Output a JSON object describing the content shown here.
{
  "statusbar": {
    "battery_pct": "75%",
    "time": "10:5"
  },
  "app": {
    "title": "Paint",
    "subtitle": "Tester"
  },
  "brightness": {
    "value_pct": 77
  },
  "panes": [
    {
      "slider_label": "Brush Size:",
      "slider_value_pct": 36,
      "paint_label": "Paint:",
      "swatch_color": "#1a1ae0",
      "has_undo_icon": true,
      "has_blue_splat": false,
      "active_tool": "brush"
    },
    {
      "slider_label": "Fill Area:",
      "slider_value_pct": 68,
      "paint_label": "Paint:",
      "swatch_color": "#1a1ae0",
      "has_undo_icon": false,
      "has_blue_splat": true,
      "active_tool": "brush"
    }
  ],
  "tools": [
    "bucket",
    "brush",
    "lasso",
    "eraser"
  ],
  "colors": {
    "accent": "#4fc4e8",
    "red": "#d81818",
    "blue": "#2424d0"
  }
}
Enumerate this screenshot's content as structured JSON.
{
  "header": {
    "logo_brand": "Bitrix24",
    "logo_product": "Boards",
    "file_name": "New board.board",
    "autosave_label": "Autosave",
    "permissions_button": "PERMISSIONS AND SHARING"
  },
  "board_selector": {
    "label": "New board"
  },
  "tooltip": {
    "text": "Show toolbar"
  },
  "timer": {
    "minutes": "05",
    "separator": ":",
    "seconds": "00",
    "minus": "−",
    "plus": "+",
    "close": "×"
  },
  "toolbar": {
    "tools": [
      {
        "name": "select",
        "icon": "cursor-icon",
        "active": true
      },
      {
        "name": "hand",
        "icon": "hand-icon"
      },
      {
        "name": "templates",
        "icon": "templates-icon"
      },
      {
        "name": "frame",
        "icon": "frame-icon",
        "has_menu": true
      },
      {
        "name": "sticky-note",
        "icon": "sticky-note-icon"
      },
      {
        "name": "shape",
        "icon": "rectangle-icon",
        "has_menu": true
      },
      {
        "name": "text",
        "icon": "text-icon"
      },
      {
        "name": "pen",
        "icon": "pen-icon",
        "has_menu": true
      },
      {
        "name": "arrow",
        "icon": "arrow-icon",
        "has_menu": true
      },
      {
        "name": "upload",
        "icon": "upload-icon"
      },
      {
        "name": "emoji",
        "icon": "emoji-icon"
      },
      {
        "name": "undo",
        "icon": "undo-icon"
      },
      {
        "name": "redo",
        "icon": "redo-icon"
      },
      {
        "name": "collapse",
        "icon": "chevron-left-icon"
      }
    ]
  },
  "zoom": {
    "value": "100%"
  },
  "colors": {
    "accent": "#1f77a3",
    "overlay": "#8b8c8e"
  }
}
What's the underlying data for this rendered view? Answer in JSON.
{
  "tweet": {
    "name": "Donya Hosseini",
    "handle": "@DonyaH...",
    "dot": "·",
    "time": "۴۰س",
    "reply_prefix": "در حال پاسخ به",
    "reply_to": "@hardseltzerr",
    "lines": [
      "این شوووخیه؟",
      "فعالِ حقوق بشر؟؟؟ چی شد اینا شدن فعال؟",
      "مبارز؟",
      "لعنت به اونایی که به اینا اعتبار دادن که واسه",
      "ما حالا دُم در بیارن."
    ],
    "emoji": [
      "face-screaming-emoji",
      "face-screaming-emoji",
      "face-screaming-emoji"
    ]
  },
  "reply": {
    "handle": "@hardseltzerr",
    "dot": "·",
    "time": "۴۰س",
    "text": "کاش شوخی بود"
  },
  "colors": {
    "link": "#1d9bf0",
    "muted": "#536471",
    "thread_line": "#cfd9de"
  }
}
____
Objective = Take the lines above and retype all of them exactly.

Correct output =
Output a JSON object describing the content shown here.
{
  "statusbar": {
    "battery_pct": "75%",
    "time": "10:5"
  },
  "app": {
    "title": "Paint",
    "subtitle": "Tester"
  },
  "brightness": {
    "value_pct": 77
  },
  "panes": [
    {
      "slider_label": "Brush Size:",
      "slider_value_pct": 36,
      "paint_label": "Paint:",
      "swatch_color": "#1a1ae0",
      "has_undo_icon": true,
      "has_blue_splat": false,
      "active_tool": "brush"
    },
    {
      "slider_label": "Fill Area:",
      "slider_value_pct": 68,
      "paint_label": "Paint:",
      "swatch_color": "#1a1ae0",
      "has_undo_icon": false,
      "has_blue_splat": true,
      "active_tool": "brush"
    }
  ],
  "tools": [
    "bucket",
    "brush",
    "lasso",
    "eraser"
  ],
  "colors": {
    "accent": "#4fc4e8",
    "red": "#d81818",
    "blue": "#2424d0"
  }
}
Enumerate this screenshot's content as structured JSON.
{
  "header": {
    "logo_brand": "Bitrix24",
    "logo_product": "Boards",
    "file_name": "New board.board",
    "autosave_label": "Autosave",
    "permissions_button": "PERMISSIONS AND SHARING"
  },
  "board_selector": {
    "label": "New board"
  },
  "tooltip": {
    "text": "Show toolbar"
  },
  "timer": {
    "minutes": "05",
    "separator": ":",
    "seconds": "00",
    "minus": "−",
    "plus": "+",
    "close": "×"
  },
  "toolbar": {
    "tools": [
      {
        "name": "select",
        "icon": "cursor-icon",
        "active": true
      },
      {
        "name": "hand",
        "icon": "hand-icon"
      },
      {
        "name": "templates",
        "icon": "templates-icon"
      },
      {
        "name": "frame",
        "icon": "frame-icon",
        "has_menu": true
      },
      {
        "name": "sticky-note",
        "icon": "sticky-note-icon"
      },
      {
        "name": "shape",
        "icon": "rectangle-icon",
        "has_menu": true
      },
      {
        "name": "text",
        "icon": "text-icon"
      },
      {
        "name": "pen",
        "icon": "pen-icon",
        "has_menu": true
      },
      {
        "name": "arrow",
        "icon": "arrow-icon",
        "has_menu": true
      },
      {
        "name": "upload",
        "icon": "upload-icon"
      },
      {
        "name": "emoji",
        "icon": "emoji-icon"
      },
      {
        "name": "undo",
        "icon": "undo-icon"
      },
      {
        "name": "redo",
        "icon": "redo-icon"
      },
      {
        "name": "collapse",
        "icon": "chevron-left-icon"
      }
    ]
  },
  "zoom": {
    "value": "100%"
  },
  "colors": {
    "accent": "#1f77a3",
    "overlay": "#8b8c8e"
  }
}
What's the underlying data for this rendered view? Answer in JSON.
{
  "tweet": {
    "name": "Donya Hosseini",
    "handle": "@DonyaH...",
    "dot": "·",
    "time": "۴۰س",
    "reply_prefix": "در حال پاسخ به",
    "reply_to": "@hardseltzerr",
    "lines": [
      "این شوووخیه؟",
      "فعالِ حقوق بشر؟؟؟ چی شد اینا شدن فعال؟",
      "مبارز؟",
      "لعنت به اونایی که به اینا اعتبار دادن که واسه",
      "ما حالا دُم در بیارن."
    ],
    "emoji": [
      "face-screaming-emoji",
      "face-screaming-emoji",
      "face-screaming-emoji"
    ]
  },
  "reply": {
    "handle": "@hardseltzerr",
    "dot": "·",
    "time": "۴۰س",
    "text": "کاش شوخی بود"
  },
  "colors": {
    "link": "#1d9bf0",
    "muted": "#536471",
    "thread_line": "#cfd9de"
  }
}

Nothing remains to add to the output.